Instructions to follow
Leave out the pictures and copy the remaining records exactly.

┌─ Entries

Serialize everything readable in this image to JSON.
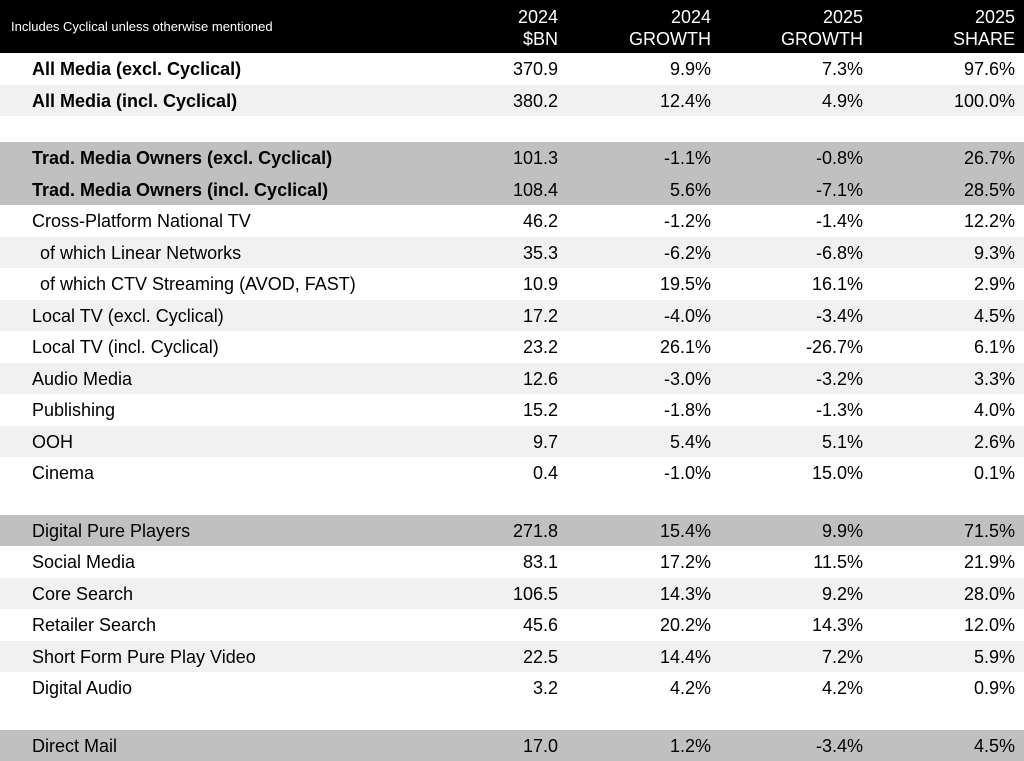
{
  "header": {
    "note": "Includes Cyclical unless otherwise mentioned",
    "col1": [
      "2024",
      "$BN"
    ],
    "col2": [
      "2024",
      "GROWTH"
    ],
    "col3": [
      "2025",
      "GROWTH"
    ],
    "col4": [
      "2025",
      "SHARE"
    ]
  },
  "rows": [
    {
      "label": "All Media (excl. Cyclical)",
      "v1": "370.9",
      "v2": "9.9%",
      "v3": "7.3%",
      "v4": "97.6%"
    },
    {
      "label": "All Media (incl. Cyclical)",
      "v1": "380.2",
      "v2": "12.4%",
      "v3": "4.9%",
      "v4": "100.0%"
    },
    {
      "label": "Trad. Media Owners (excl. Cyclical)",
      "v1": "101.3",
      "v2": "-1.1%",
      "v3": "-0.8%",
      "v4": "26.7%"
    },
    {
      "label": "Trad. Media Owners (incl. Cyclical)",
      "v1": "108.4",
      "v2": "5.6%",
      "v3": "-7.1%",
      "v4": "28.5%"
    },
    {
      "label": "Cross-Platform National TV",
      "v1": "46.2",
      "v2": "-1.2%",
      "v3": "-1.4%",
      "v4": "12.2%"
    },
    {
      "label": "of which Linear Networks",
      "v1": "35.3",
      "v2": "-6.2%",
      "v3": "-6.8%",
      "v4": "9.3%"
    },
    {
      "label": "of which CTV Streaming (AVOD, FAST)",
      "v1": "10.9",
      "v2": "19.5%",
      "v3": "16.1%",
      "v4": "2.9%"
    },
    {
      "label": "Local TV (excl. Cyclical)",
      "v1": "17.2",
      "v2": "-4.0%",
      "v3": "-3.4%",
      "v4": "4.5%"
    },
    {
      "label": "Local TV (incl. Cyclical)",
      "v1": "23.2",
      "v2": "26.1%",
      "v3": "-26.7%",
      "v4": "6.1%"
    },
    {
      "label": "Audio Media",
      "v1": "12.6",
      "v2": "-3.0%",
      "v3": "-3.2%",
      "v4": "3.3%"
    },
    {
      "label": "Publishing",
      "v1": "15.2",
      "v2": "-1.8%",
      "v3": "-1.3%",
      "v4": "4.0%"
    },
    {
      "label": "OOH",
      "v1": "9.7",
      "v2": "5.4%",
      "v3": "5.1%",
      "v4": "2.6%"
    },
    {
      "label": "Cinema",
      "v1": "0.4",
      "v2": "-1.0%",
      "v3": "15.0%",
      "v4": "0.1%"
    },
    {
      "label": "Digital Pure Players",
      "v1": "271.8",
      "v2": "15.4%",
      "v3": "9.9%",
      "v4": "71.5%"
    },
    {
      "label": "Social Media",
      "v1": "83.1",
      "v2": "17.2%",
      "v3": "11.5%",
      "v4": "21.9%"
    },
    {
      "label": "Core Search",
      "v1": "106.5",
      "v2": "14.3%",
      "v3": "9.2%",
      "v4": "28.0%"
    },
    {
      "label": "Retailer Search",
      "v1": "45.6",
      "v2": "20.2%",
      "v3": "14.3%",
      "v4": "12.0%"
    },
    {
      "label": "Short Form Pure Play Video",
      "v1": "22.5",
      "v2": "14.4%",
      "v3": "7.2%",
      "v4": "5.9%"
    },
    {
      "label": "Digital Audio",
      "v1": "3.2",
      "v2": "4.2%",
      "v3": "4.2%",
      "v4": "0.9%"
    },
    {
      "label": "Direct Mail",
      "v1": "17.0",
      "v2": "1.2%",
      "v3": "-3.4%",
      "v4": "4.5%"
    }
  ]
}
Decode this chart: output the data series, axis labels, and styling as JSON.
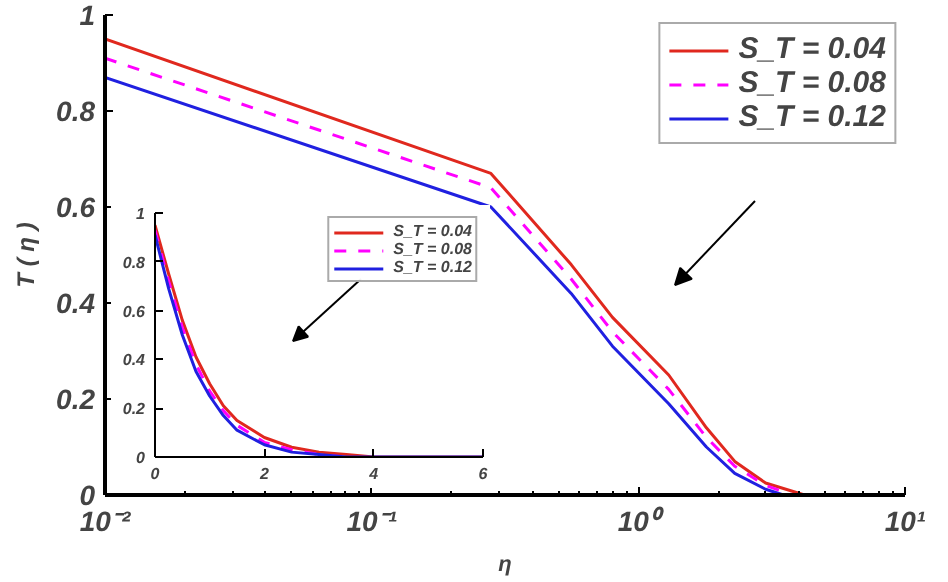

└─

Answer for this exercise
Serialize everything readable in this image to JSON.
{
  "header": {
    "note": "Includes Cyclical unless otherwise mentioned",
    "col1": [
      "2024",
      "$BN"
    ],
    "col2": [
      "2024",
      "GROWTH"
    ],
    "col3": [
      "2025",
      "GROWTH"
    ],
    "col4": [
      "2025",
      "SHARE"
    ]
  },
  "rows": [
    {
      "label": "All Media (excl. Cyclical)",
      "v1": "370.9",
      "v2": "9.9%",
      "v3": "7.3%",
      "v4": "97.6%"
    },
    {
      "label": "All Media (incl. Cyclical)",
      "v1": "380.2",
      "v2": "12.4%",
      "v3": "4.9%",
      "v4": "100.0%"
    },
    {
      "label": "Trad. Media Owners (excl. Cyclical)",
      "v1": "101.3",
      "v2": "-1.1%",
      "v3": "-0.8%",
      "v4": "26.7%"
    },
    {
      "label": "Trad. Media Owners (incl. Cyclical)",
      "v1": "108.4",
      "v2": "5.6%",
      "v3": "-7.1%",
      "v4": "28.5%"
    },
    {
      "label": "Cross-Platform National TV",
      "v1": "46.2",
      "v2": "-1.2%",
      "v3": "-1.4%",
      "v4": "12.2%"
    },
    {
      "label": "of which Linear Networks",
      "v1": "35.3",
      "v2": "-6.2%",
      "v3": "-6.8%",
      "v4": "9.3%"
    },
    {
      "label": "of which CTV Streaming (AVOD, FAST)",
      "v1": "10.9",
      "v2": "19.5%",
      "v3": "16.1%",
      "v4": "2.9%"
    },
    {
      "label": "Local TV (excl. Cyclical)",
      "v1": "17.2",
      "v2": "-4.0%",
      "v3": "-3.4%",
      "v4": "4.5%"
    },
    {
      "label": "Local TV (incl. Cyclical)",
      "v1": "23.2",
      "v2": "26.1%",
      "v3": "-26.7%",
      "v4": "6.1%"
    },
    {
      "label": "Audio Media",
      "v1": "12.6",
      "v2": "-3.0%",
      "v3": "-3.2%",
      "v4": "3.3%"
    },
    {
      "label": "Publishing",
      "v1": "15.2",
      "v2": "-1.8%",
      "v3": "-1.3%",
      "v4": "4.0%"
    },
    {
      "label": "OOH",
      "v1": "9.7",
      "v2": "5.4%",
      "v3": "5.1%",
      "v4": "2.6%"
    },
    {
      "label": "Cinema",
      "v1": "0.4",
      "v2": "-1.0%",
      "v3": "15.0%",
      "v4": "0.1%"
    },
    {
      "label": "Digital Pure Players",
      "v1": "271.8",
      "v2": "15.4%",
      "v3": "9.9%",
      "v4": "71.5%"
    },
    {
      "label": "Social Media",
      "v1": "83.1",
      "v2": "17.2%",
      "v3": "11.5%",
      "v4": "21.9%"
    },
    {
      "label": "Core Search",
      "v1": "106.5",
      "v2": "14.3%",
      "v3": "9.2%",
      "v4": "28.0%"
    },
    {
      "label": "Retailer Search",
      "v1": "45.6",
      "v2": "20.2%",
      "v3": "14.3%",
      "v4": "12.0%"
    },
    {
      "label": "Short Form Pure Play Video",
      "v1": "22.5",
      "v2": "14.4%",
      "v3": "7.2%",
      "v4": "5.9%"
    },
    {
      "label": "Digital Audio",
      "v1": "3.2",
      "v2": "4.2%",
      "v3": "4.2%",
      "v4": "0.9%"
    },
    {
      "label": "Direct Mail",
      "v1": "17.0",
      "v2": "1.2%",
      "v3": "-3.4%",
      "v4": "4.5%"
    }
  ]
}
Decode this chart: output the data series, axis labels, and styling as JSON.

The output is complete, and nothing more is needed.